* THE EXERCISE *
Count every line that includes the string "Discharges" in the entries that follow. Nothing besides the number is needed.

◇ ◇ ◇

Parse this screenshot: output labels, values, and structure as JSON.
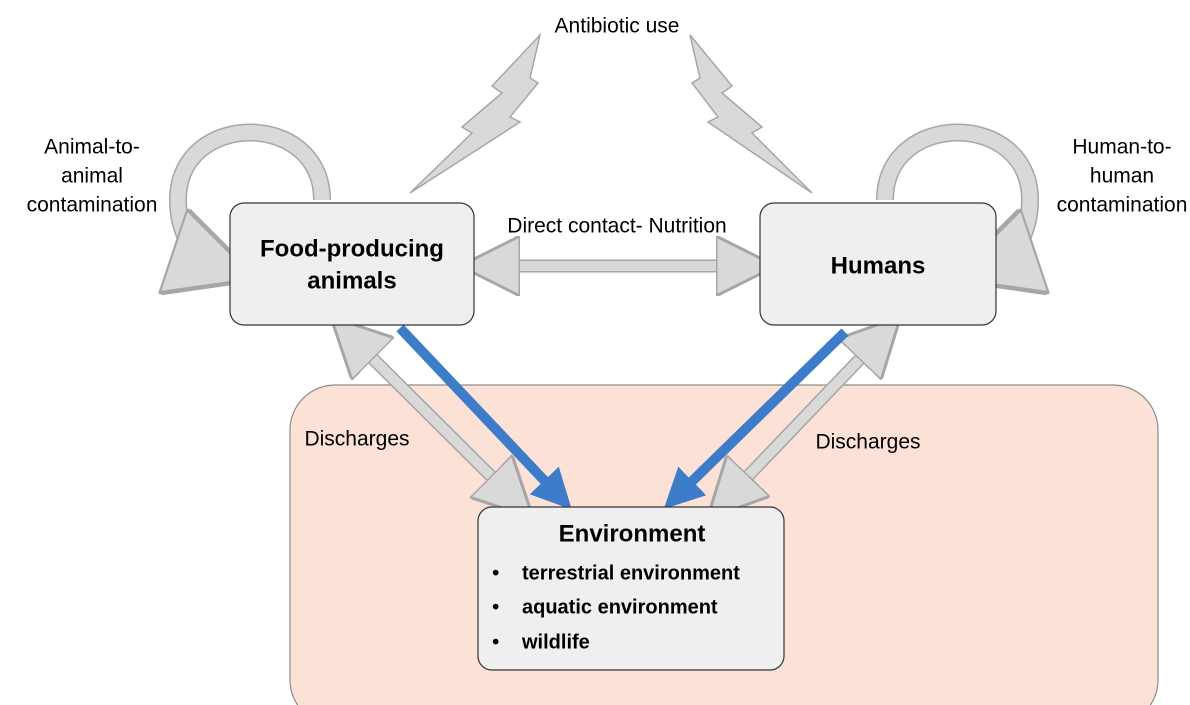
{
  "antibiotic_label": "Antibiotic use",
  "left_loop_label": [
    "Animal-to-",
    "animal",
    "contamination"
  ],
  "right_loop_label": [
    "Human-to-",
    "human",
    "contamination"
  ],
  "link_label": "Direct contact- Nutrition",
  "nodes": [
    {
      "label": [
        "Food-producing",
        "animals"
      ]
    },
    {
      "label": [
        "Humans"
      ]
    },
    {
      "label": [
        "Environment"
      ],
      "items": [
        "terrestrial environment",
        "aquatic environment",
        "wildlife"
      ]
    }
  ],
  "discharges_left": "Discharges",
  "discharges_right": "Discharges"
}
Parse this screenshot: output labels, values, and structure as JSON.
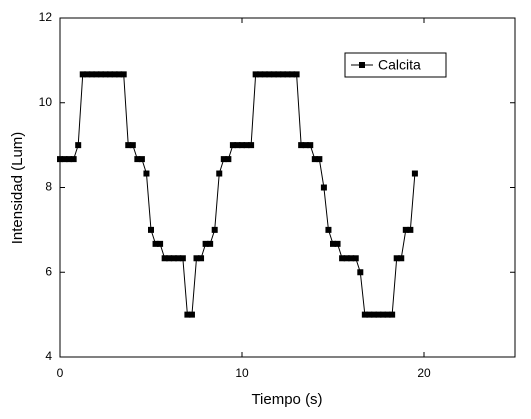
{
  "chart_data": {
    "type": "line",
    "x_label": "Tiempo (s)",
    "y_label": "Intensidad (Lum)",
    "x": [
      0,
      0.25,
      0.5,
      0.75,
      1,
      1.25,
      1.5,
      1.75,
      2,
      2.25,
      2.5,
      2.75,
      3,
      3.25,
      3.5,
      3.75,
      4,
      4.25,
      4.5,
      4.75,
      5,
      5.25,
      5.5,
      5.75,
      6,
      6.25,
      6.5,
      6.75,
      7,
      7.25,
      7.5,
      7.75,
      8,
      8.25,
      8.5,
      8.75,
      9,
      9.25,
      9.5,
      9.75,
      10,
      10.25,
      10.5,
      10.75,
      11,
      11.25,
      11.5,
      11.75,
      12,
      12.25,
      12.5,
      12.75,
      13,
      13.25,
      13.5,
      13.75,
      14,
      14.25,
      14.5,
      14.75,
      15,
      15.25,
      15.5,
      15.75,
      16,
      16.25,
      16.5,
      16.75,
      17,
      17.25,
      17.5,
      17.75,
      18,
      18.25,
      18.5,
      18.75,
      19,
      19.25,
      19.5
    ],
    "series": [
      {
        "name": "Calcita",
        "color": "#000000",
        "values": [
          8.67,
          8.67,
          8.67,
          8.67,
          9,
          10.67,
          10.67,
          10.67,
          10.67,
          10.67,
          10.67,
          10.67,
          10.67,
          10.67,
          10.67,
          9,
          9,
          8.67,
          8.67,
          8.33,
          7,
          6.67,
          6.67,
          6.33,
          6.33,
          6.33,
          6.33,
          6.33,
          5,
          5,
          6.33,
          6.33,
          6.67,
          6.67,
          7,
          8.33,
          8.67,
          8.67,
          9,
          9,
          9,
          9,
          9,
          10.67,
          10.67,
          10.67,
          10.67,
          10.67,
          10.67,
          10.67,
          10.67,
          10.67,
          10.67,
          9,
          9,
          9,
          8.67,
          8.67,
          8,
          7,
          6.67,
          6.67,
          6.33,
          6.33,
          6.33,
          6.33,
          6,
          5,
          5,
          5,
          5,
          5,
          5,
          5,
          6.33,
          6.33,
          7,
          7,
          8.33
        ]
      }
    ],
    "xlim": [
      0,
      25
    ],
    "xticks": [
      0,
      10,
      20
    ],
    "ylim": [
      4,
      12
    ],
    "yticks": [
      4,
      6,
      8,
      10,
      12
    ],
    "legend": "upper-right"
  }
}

◇ ◇ ◇

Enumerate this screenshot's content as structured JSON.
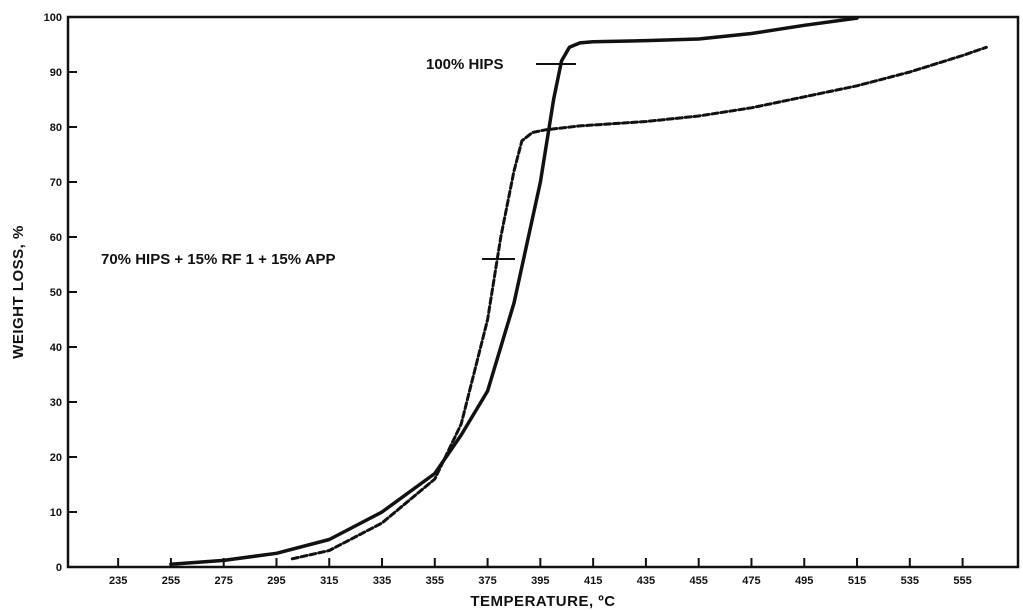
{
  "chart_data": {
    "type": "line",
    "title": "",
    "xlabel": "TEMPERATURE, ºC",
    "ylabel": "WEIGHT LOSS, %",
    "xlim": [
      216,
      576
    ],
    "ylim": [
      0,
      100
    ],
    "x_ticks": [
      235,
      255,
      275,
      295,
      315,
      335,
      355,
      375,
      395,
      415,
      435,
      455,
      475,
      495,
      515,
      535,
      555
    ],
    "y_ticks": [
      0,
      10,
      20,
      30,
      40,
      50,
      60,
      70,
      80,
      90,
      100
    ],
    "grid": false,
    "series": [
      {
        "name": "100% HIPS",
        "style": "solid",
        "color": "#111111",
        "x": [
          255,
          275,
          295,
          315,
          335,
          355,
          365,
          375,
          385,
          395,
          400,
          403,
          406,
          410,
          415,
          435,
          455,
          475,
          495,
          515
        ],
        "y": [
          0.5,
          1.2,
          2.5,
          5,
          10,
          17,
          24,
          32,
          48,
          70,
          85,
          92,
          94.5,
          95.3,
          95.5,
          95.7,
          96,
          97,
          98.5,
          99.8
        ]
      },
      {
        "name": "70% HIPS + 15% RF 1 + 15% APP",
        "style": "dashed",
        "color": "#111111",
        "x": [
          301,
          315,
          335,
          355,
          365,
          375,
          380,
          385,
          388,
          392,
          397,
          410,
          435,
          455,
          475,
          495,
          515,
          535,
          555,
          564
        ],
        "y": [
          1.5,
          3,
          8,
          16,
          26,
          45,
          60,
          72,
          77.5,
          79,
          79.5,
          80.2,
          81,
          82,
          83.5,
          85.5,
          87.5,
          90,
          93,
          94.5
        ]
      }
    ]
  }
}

◇ ◇ ◇

* RESPONSE FOR THIS EXERCISE *
2